= YOUR TASK =
Give the material again in full, matching it exactly.

= RECORDS PROVIDED =

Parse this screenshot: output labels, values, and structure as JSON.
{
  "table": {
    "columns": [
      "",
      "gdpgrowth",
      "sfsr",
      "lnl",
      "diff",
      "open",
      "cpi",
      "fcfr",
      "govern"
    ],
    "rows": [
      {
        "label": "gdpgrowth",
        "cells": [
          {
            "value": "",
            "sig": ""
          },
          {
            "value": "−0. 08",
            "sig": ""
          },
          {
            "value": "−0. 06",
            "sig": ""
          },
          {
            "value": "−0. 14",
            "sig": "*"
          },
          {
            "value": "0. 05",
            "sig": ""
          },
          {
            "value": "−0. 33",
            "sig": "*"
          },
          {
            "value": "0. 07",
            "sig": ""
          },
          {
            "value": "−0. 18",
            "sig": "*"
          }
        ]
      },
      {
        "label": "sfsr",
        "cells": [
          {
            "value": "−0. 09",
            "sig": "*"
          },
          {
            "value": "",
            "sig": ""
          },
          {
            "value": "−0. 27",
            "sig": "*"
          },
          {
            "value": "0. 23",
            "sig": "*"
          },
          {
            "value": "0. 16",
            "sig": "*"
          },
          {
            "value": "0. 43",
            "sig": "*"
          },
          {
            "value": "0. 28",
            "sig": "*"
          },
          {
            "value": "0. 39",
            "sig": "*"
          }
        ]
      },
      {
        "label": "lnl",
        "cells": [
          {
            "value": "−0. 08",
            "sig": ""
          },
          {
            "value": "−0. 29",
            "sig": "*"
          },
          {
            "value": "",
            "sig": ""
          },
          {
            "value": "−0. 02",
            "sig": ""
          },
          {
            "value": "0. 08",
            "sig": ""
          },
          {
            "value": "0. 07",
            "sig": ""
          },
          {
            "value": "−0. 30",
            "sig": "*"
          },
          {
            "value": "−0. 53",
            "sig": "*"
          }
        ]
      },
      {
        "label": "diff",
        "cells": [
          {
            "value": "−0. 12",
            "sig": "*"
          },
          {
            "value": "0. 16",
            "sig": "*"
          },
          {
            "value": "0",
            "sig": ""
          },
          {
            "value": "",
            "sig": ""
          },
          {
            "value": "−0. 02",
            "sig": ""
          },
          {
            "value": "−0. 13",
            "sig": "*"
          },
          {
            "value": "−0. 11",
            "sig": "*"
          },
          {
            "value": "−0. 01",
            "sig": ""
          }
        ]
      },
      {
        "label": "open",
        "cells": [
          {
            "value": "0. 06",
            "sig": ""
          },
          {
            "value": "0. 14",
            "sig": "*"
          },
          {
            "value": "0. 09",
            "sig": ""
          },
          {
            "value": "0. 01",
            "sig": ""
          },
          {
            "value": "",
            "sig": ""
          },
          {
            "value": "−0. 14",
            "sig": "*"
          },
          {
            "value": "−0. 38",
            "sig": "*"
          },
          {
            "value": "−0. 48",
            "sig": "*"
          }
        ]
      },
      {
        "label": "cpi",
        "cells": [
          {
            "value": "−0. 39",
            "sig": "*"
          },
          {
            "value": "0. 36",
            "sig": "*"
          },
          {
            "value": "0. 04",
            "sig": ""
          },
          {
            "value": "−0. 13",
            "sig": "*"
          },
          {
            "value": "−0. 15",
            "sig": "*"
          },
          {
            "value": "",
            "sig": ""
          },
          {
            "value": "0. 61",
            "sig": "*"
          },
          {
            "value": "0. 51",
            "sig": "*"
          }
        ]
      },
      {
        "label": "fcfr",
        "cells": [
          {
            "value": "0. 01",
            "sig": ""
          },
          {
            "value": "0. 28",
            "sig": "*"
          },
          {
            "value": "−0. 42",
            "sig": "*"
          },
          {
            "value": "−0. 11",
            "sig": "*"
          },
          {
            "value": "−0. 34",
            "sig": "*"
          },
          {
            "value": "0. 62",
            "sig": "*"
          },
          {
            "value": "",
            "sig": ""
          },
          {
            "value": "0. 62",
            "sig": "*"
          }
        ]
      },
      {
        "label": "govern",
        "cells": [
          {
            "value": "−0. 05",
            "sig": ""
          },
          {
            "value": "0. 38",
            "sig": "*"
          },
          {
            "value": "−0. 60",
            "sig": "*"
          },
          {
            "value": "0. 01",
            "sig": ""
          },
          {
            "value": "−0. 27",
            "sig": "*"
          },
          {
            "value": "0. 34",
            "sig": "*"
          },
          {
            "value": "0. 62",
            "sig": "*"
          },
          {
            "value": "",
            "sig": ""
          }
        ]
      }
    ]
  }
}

= RESPONSE BELOW =
Parse this screenshot: output labels, values, and structure as JSON.
{
  "table": {
    "columns": [
      "",
      "gdpgrowth",
      "sfsr",
      "lnl",
      "diff",
      "open",
      "cpi",
      "fcfr",
      "govern"
    ],
    "rows": [
      {
        "label": "gdpgrowth",
        "cells": [
          {
            "value": "",
            "sig": ""
          },
          {
            "value": "−0. 08",
            "sig": ""
          },
          {
            "value": "−0. 06",
            "sig": ""
          },
          {
            "value": "−0. 14",
            "sig": "*"
          },
          {
            "value": "0. 05",
            "sig": ""
          },
          {
            "value": "−0. 33",
            "sig": "*"
          },
          {
            "value": "0. 07",
            "sig": ""
          },
          {
            "value": "−0. 18",
            "sig": "*"
          }
        ]
      },
      {
        "label": "sfsr",
        "cells": [
          {
            "value": "−0. 09",
            "sig": "*"
          },
          {
            "value": "",
            "sig": ""
          },
          {
            "value": "−0. 27",
            "sig": "*"
          },
          {
            "value": "0. 23",
            "sig": "*"
          },
          {
            "value": "0. 16",
            "sig": "*"
          },
          {
            "value": "0. 43",
            "sig": "*"
          },
          {
            "value": "0. 28",
            "sig": "*"
          },
          {
            "value": "0. 39",
            "sig": "*"
          }
        ]
      },
      {
        "label": "lnl",
        "cells": [
          {
            "value": "−0. 08",
            "sig": ""
          },
          {
            "value": "−0. 29",
            "sig": "*"
          },
          {
            "value": "",
            "sig": ""
          },
          {
            "value": "−0. 02",
            "sig": ""
          },
          {
            "value": "0. 08",
            "sig": ""
          },
          {
            "value": "0. 07",
            "sig": ""
          },
          {
            "value": "−0. 30",
            "sig": "*"
          },
          {
            "value": "−0. 53",
            "sig": "*"
          }
        ]
      },
      {
        "label": "diff",
        "cells": [
          {
            "value": "−0. 12",
            "sig": "*"
          },
          {
            "value": "0. 16",
            "sig": "*"
          },
          {
            "value": "0",
            "sig": ""
          },
          {
            "value": "",
            "sig": ""
          },
          {
            "value": "−0. 02",
            "sig": ""
          },
          {
            "value": "−0. 13",
            "sig": "*"
          },
          {
            "value": "−0. 11",
            "sig": "*"
          },
          {
            "value": "−0. 01",
            "sig": ""
          }
        ]
      },
      {
        "label": "open",
        "cells": [
          {
            "value": "0. 06",
            "sig": ""
          },
          {
            "value": "0. 14",
            "sig": "*"
          },
          {
            "value": "0. 09",
            "sig": ""
          },
          {
            "value": "0. 01",
            "sig": ""
          },
          {
            "value": "",
            "sig": ""
          },
          {
            "value": "−0. 14",
            "sig": "*"
          },
          {
            "value": "−0. 38",
            "sig": "*"
          },
          {
            "value": "−0. 48",
            "sig": "*"
          }
        ]
      },
      {
        "label": "cpi",
        "cells": [
          {
            "value": "−0. 39",
            "sig": "*"
          },
          {
            "value": "0. 36",
            "sig": "*"
          },
          {
            "value": "0. 04",
            "sig": ""
          },
          {
            "value": "−0. 13",
            "sig": "*"
          },
          {
            "value": "−0. 15",
            "sig": "*"
          },
          {
            "value": "",
            "sig": ""
          },
          {
            "value": "0. 61",
            "sig": "*"
          },
          {
            "value": "0. 51",
            "sig": "*"
          }
        ]
      },
      {
        "label": "fcfr",
        "cells": [
          {
            "value": "0. 01",
            "sig": ""
          },
          {
            "value": "0. 28",
            "sig": "*"
          },
          {
            "value": "−0. 42",
            "sig": "*"
          },
          {
            "value": "−0. 11",
            "sig": "*"
          },
          {
            "value": "−0. 34",
            "sig": "*"
          },
          {
            "value": "0. 62",
            "sig": "*"
          },
          {
            "value": "",
            "sig": ""
          },
          {
            "value": "0. 62",
            "sig": "*"
          }
        ]
      },
      {
        "label": "govern",
        "cells": [
          {
            "value": "−0. 05",
            "sig": ""
          },
          {
            "value": "0. 38",
            "sig": "*"
          },
          {
            "value": "−0. 60",
            "sig": "*"
          },
          {
            "value": "0. 01",
            "sig": ""
          },
          {
            "value": "−0. 27",
            "sig": "*"
          },
          {
            "value": "0. 34",
            "sig": "*"
          },
          {
            "value": "0. 62",
            "sig": "*"
          },
          {
            "value": "",
            "sig": ""
          }
        ]
      }
    ]
  }
}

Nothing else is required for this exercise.